DATA SECTION:

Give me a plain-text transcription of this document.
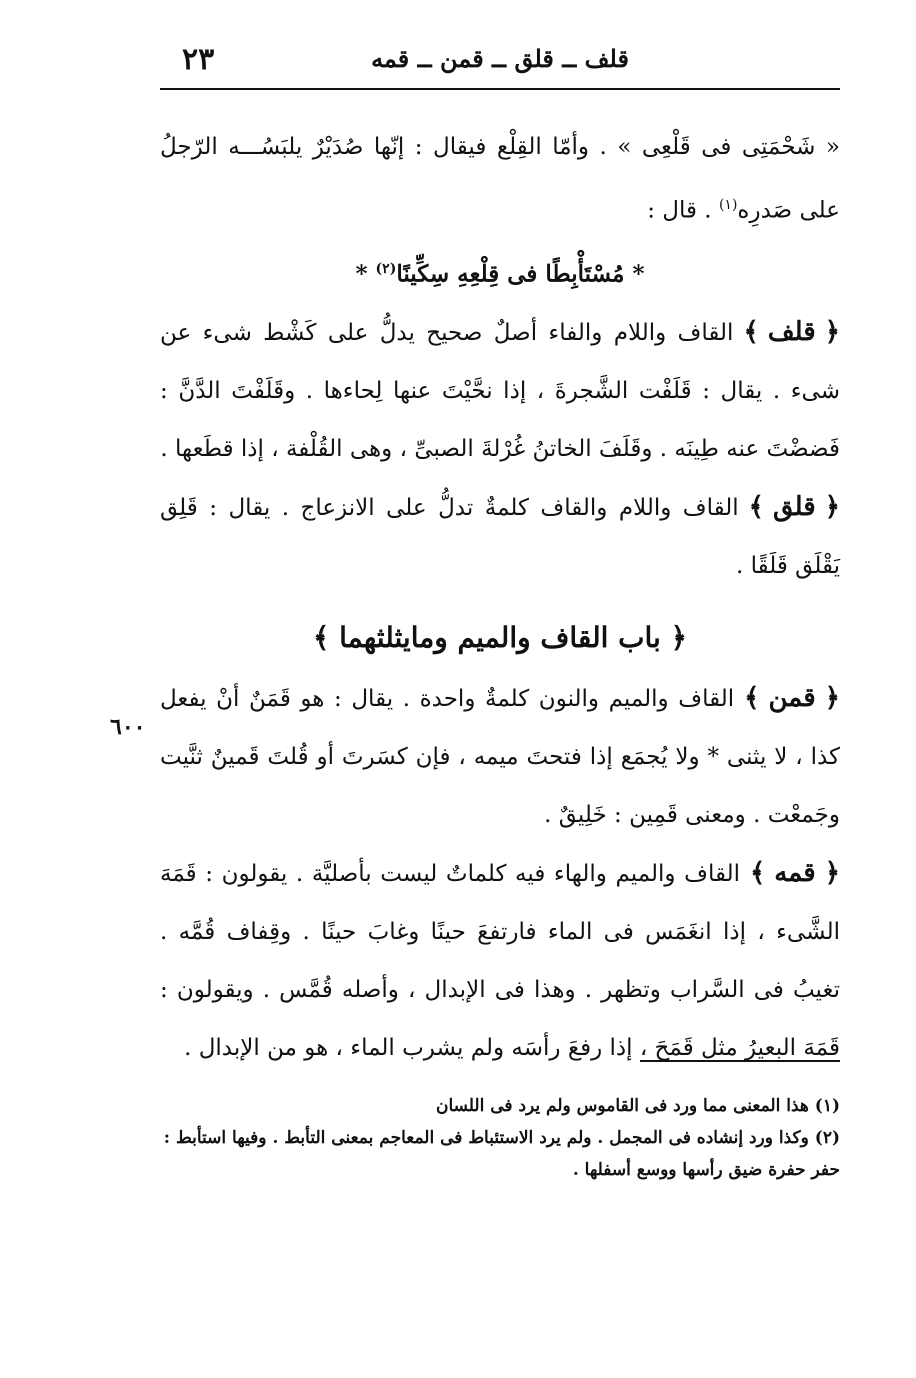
٢٣	قلف ــ قلق ــ قمن ــ قمه

« شَحْمَتِى فى قَلْعِى » . وأمّا القِلْع فيقال : إنّها صُدَيْرٌ يلبَسُـــه الرّجلُ على صَدرِه$^{(١)}$ . قال :

* مُسْتَأْبِطًا فى قِلْعِهِ سِكِّينًا$^{(٢)}$ *

﴿ قلف ﴾القاف واللام والفاء أصلٌ صحيح يدلُّ على كَشْط شىء عن شىء . يقال : قَلَفْت الشَّجرةَ ، إذا نحَّيْتَ عنها لِحاءها . وقَلَفْتَ الدَّنَّ : فَضضْتَ عنه طِينَه . وقَلَفَ الخاتنُ غُرْلةَ الصبىِّ ، وهى القُلْفة ، إذا قطَعها .

﴿ قلق ﴾القاف واللام والقاف كلمةٌ تدلُّ على الانزعاج . يقال : قَلِق يَقْلَق قَلَقًا .

﴿ باب القاف والميم ومايثلثهما ﴾

﴿ قمن ﴾القاف والميم والنون كلمةٌ واحدة . يقال : هو قَمَنٌ أنْ يفعل كذا ، لا يثنى * ولا يُجمَع إذا فتحتَ ميمه ، فإن كسَرتَ أو قُلتَ قَمينٌ ثنَّيت وجَمعْت . ومعنى قَمِين : خَلِيقٌ .

﴿ قمه ﴾القاف والميم والهاء فيه كلماتٌ ليست بأصليَّة . يقولون : قَمَهَ الشَّىء ، إذا انغَمَس فى الماء فارتفعَ حينًا وغابَ حينًا . وقِفاف قُمَّه . تغيبُ فى السَّراب وتظهر . وهذا فى الإبدال ، وأصله قُمَّس . ويقولون : قَمَهَ البعيرُ مثل قَمَحَ ، إذا رفعَ رأسَه ولم يشرب الماء ، هو من الإبدال .

٦٠٠

(١) هذا المعنى مما ورد فى القاموس ولم يرد فى اللسان

(٢) وكذا ورد إنشاده فى المجمل . ولم يرد الاستئباط فى المعاجم بمعنى التأبط . وفيها استأبط : حفر حفرة ضيق رأسها ووسع أسفلها .
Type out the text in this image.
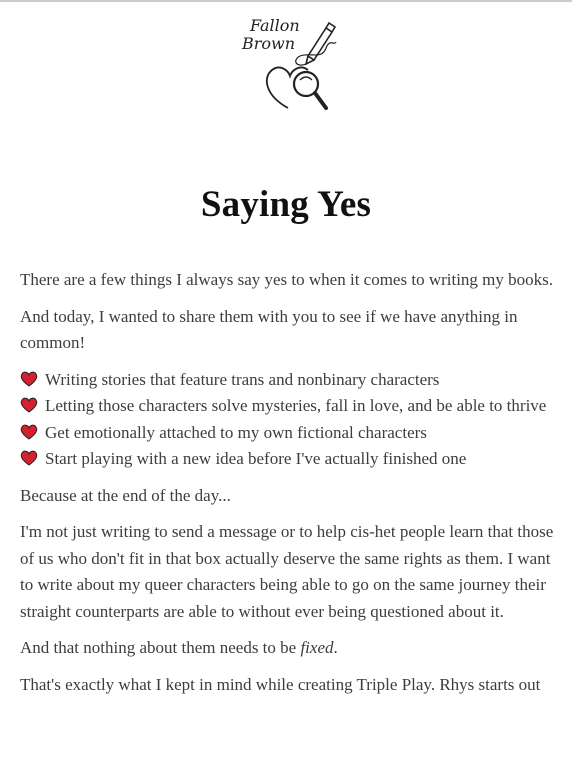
Fallon
Brown
Saying Yes

There are a few things I always say yes to when it comes to writing my books.

And today, I wanted to share them with you to see if we have anything in common!

Writing stories that feature trans and nonbinary characters
Letting those characters solve mysteries, fall in love, and be able to thrive
Get emotionally attached to my own fictional characters
Start playing with a new idea before I've actually finished one

Because at the end of the day...

I'm not just writing to send a message or to help cis-het people learn that those of us who don't fit in that box actually deserve the same rights as them. I want to write about my queer characters being able to go on the same journey their straight counterparts are able to without ever being questioned about it.

And that nothing about them needs to be fixed.

That's exactly what I kept in mind while creating Triple Play. Rhys starts out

DIRECTIVE: Each line from the one containing "Type out the text in this image." through the last line of the listing is to be given again exactly, with no pictures and no other lines.

RESPONSE:
Type out the text in this image.
Fallon
Brown
Saying Yes

There are a few things I always say yes to when it comes to writing my books.

And today, I wanted to share them with you to see if we have anything in common!

Writing stories that feature trans and nonbinary characters
Letting those characters solve mysteries, fall in love, and be able to thrive
Get emotionally attached to my own fictional characters
Start playing with a new idea before I've actually finished one

Because at the end of the day...

I'm not just writing to send a message or to help cis-het people learn that those of us who don't fit in that box actually deserve the same rights as them. I want to write about my queer characters being able to go on the same journey their straight counterparts are able to without ever being questioned about it.

And that nothing about them needs to be fixed.

That's exactly what I kept in mind while creating Triple Play. Rhys starts out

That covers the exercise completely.